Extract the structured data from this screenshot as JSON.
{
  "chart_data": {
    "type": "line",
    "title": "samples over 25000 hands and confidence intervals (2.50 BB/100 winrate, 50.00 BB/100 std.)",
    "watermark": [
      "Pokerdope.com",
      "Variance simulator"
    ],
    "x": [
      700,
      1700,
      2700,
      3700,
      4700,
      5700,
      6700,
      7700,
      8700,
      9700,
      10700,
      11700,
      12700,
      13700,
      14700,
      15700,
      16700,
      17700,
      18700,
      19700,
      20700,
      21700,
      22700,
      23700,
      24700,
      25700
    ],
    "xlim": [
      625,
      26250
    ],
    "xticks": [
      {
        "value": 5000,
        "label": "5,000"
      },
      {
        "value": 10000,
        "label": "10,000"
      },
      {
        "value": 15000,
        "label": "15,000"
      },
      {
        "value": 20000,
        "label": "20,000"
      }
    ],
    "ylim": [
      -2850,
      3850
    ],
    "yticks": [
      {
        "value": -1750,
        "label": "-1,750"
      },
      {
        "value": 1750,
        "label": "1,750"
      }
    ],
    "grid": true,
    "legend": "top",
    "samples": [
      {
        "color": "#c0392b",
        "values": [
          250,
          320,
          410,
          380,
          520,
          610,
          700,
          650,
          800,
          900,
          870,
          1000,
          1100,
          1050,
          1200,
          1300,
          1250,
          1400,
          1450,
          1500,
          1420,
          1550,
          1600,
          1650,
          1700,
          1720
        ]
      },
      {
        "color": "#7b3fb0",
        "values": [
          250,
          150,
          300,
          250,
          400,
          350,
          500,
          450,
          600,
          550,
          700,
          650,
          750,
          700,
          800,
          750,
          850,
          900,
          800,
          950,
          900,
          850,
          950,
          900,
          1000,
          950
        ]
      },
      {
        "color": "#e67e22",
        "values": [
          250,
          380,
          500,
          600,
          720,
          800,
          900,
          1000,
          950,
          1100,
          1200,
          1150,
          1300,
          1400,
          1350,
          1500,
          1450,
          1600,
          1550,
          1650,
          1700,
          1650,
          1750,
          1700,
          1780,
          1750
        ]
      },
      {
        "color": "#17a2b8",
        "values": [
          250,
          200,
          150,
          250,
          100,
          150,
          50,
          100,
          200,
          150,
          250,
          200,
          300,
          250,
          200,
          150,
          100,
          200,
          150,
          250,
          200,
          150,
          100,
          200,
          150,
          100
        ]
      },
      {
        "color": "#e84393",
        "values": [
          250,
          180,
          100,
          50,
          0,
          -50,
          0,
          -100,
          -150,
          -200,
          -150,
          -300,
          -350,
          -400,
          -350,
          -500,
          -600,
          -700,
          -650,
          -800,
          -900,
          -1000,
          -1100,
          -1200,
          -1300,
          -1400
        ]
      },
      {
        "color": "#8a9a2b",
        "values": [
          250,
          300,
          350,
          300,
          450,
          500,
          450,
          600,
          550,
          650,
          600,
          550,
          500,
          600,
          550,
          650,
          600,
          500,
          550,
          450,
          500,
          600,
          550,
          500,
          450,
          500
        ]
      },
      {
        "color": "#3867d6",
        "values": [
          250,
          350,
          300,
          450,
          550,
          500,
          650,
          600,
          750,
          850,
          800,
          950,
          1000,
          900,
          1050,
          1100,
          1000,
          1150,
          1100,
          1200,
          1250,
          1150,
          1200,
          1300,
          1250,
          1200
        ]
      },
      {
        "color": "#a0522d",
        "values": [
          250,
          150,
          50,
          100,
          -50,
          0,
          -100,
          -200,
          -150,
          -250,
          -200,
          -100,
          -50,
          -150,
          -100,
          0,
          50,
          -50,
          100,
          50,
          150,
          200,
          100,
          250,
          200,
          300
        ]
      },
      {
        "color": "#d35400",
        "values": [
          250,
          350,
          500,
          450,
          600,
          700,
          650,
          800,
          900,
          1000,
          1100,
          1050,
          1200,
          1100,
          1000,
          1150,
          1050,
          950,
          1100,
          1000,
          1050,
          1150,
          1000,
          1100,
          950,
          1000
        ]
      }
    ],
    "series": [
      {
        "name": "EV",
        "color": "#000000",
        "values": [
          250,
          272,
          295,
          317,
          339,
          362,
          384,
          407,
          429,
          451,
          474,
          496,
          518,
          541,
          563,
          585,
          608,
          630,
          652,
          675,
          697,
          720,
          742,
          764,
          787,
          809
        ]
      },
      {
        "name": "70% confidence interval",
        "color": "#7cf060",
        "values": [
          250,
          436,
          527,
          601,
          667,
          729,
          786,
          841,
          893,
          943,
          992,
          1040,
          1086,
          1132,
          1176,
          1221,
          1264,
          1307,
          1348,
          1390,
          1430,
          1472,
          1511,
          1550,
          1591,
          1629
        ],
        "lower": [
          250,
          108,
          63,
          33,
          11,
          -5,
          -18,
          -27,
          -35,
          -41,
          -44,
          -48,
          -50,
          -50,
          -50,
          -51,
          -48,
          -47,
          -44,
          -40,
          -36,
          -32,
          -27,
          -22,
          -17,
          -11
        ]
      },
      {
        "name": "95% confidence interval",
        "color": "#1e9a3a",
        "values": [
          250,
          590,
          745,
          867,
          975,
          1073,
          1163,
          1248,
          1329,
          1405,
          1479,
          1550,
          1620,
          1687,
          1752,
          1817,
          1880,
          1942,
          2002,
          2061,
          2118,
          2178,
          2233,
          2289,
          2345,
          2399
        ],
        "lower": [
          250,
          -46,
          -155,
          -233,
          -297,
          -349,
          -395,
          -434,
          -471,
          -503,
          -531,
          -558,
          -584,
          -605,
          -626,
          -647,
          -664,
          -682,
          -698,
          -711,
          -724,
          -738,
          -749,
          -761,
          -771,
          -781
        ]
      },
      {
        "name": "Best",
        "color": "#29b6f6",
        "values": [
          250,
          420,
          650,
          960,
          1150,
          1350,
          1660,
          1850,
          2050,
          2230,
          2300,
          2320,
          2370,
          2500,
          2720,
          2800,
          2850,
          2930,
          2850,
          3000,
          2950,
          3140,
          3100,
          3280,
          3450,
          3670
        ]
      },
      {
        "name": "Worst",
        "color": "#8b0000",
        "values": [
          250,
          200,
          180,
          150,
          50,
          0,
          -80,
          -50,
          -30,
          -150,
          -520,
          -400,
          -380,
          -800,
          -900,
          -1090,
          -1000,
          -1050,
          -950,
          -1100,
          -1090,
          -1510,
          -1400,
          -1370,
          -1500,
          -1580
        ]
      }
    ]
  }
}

- **AIM**:
Only the count is needed: the number of lines in the data that include the word "name".

- **EXERCISE SOLUTION**:
5